Excerpt from a dataset:
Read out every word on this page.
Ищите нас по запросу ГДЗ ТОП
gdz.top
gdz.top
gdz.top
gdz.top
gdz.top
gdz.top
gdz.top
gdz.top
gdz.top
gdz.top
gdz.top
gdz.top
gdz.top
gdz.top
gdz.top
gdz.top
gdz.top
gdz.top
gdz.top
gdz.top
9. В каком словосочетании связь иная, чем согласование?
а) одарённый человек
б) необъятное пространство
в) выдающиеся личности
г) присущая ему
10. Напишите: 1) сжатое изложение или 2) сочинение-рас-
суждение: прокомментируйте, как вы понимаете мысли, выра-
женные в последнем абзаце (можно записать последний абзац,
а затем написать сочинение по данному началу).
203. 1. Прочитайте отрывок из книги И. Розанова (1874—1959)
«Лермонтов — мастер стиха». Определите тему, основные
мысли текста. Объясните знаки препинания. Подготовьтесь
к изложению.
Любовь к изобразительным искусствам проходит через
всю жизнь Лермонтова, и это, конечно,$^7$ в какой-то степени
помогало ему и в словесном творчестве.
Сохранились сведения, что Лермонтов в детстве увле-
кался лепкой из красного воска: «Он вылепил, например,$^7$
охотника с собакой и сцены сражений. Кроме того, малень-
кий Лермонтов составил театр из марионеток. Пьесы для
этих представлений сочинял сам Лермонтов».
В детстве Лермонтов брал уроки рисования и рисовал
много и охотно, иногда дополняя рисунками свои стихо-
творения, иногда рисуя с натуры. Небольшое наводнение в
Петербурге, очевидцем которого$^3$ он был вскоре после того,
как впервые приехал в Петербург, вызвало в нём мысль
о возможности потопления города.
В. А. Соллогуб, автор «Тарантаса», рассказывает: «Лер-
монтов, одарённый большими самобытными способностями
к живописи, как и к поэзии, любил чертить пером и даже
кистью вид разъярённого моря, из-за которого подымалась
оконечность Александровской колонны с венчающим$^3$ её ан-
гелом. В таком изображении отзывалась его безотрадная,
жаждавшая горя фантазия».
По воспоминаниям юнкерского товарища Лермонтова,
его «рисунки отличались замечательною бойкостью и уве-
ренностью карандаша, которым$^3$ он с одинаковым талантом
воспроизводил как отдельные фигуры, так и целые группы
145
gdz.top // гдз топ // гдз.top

What to do:
Every line of the data above should be copied exactly.

Answer for the task:
Read out every word on this page.
Ищите нас по запросу ГДЗ ТОП
gdz.top
gdz.top
gdz.top
gdz.top
gdz.top
gdz.top
gdz.top
gdz.top
gdz.top
gdz.top
gdz.top
gdz.top
gdz.top
gdz.top
gdz.top
gdz.top
gdz.top
gdz.top
gdz.top
gdz.top
9. В каком словосочетании связь иная, чем согласование?
а) одарённый человек
б) необъятное пространство
в) выдающиеся личности
г) присущая ему
10. Напишите: 1) сжатое изложение или 2) сочинение-рас-
суждение: прокомментируйте, как вы понимаете мысли, выра-
женные в последнем абзаце (можно записать последний абзац,
а затем написать сочинение по данному началу).
203. 1. Прочитайте отрывок из книги И. Розанова (1874—1959)
«Лермонтов — мастер стиха». Определите тему, основные
мысли текста. Объясните знаки препинания. Подготовьтесь
к изложению.
Любовь к изобразительным искусствам проходит через
всю жизнь Лермонтова, и это, конечно,$^7$ в какой-то степени
помогало ему и в словесном творчестве.
Сохранились сведения, что Лермонтов в детстве увле-
кался лепкой из красного воска: «Он вылепил, например,$^7$
охотника с собакой и сцены сражений. Кроме того, малень-
кий Лермонтов составил театр из марионеток. Пьесы для
этих представлений сочинял сам Лермонтов».
В детстве Лермонтов брал уроки рисования и рисовал
много и охотно, иногда дополняя рисунками свои стихо-
творения, иногда рисуя с натуры. Небольшое наводнение в
Петербурге, очевидцем которого$^3$ он был вскоре после того,
как впервые приехал в Петербург, вызвало в нём мысль
о возможности потопления города.
В. А. Соллогуб, автор «Тарантаса», рассказывает: «Лер-
монтов, одарённый большими самобытными способностями
к живописи, как и к поэзии, любил чертить пером и даже
кистью вид разъярённого моря, из-за которого подымалась
оконечность Александровской колонны с венчающим$^3$ её ан-
гелом. В таком изображении отзывалась его безотрадная,
жаждавшая горя фантазия».
По воспоминаниям юнкерского товарища Лермонтова,
его «рисунки отличались замечательною бойкостью и уве-
ренностью карандаша, которым$^3$ он с одинаковым талантом
воспроизводил как отдельные фигуры, так и целые группы
145
gdz.top // гдз топ // гдз.top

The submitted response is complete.